Start

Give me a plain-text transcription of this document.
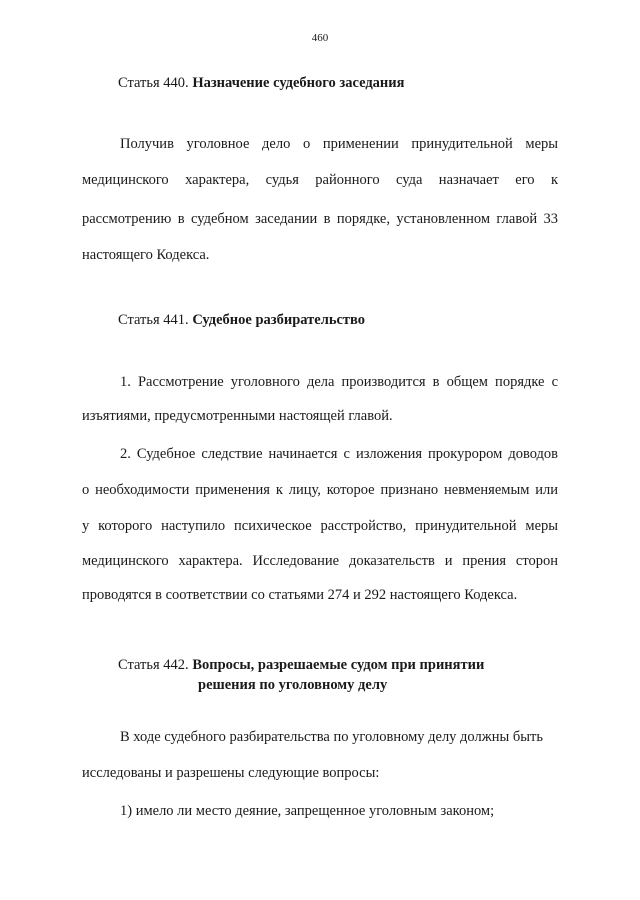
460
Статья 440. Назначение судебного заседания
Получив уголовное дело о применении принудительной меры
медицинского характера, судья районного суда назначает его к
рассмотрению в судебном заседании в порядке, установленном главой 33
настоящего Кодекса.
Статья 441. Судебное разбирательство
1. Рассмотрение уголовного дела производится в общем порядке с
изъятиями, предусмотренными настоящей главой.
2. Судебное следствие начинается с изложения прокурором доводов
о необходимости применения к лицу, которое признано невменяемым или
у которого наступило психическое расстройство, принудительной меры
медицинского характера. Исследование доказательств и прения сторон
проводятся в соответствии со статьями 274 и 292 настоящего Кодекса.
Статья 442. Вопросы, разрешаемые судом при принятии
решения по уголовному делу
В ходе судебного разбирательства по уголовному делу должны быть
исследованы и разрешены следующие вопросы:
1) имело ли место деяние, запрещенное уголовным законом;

End

• [Exercise details]
Quote the data above in full and without alteration; skip the pictures.

• [The solution]
Give me a plain-text transcription of this document.
460
Статья 440. Назначение судебного заседания
Получив уголовное дело о применении принудительной меры
медицинского характера, судья районного суда назначает его к
рассмотрению в судебном заседании в порядке, установленном главой 33
настоящего Кодекса.
Статья 441. Судебное разбирательство
1. Рассмотрение уголовного дела производится в общем порядке с
изъятиями, предусмотренными настоящей главой.
2. Судебное следствие начинается с изложения прокурором доводов
о необходимости применения к лицу, которое признано невменяемым или
у которого наступило психическое расстройство, принудительной меры
медицинского характера. Исследование доказательств и прения сторон
проводятся в соответствии со статьями 274 и 292 настоящего Кодекса.
Статья 442. Вопросы, разрешаемые судом при принятии
решения по уголовному делу
В ходе судебного разбирательства по уголовному делу должны быть
исследованы и разрешены следующие вопросы:
1) имело ли место деяние, запрещенное уголовным законом;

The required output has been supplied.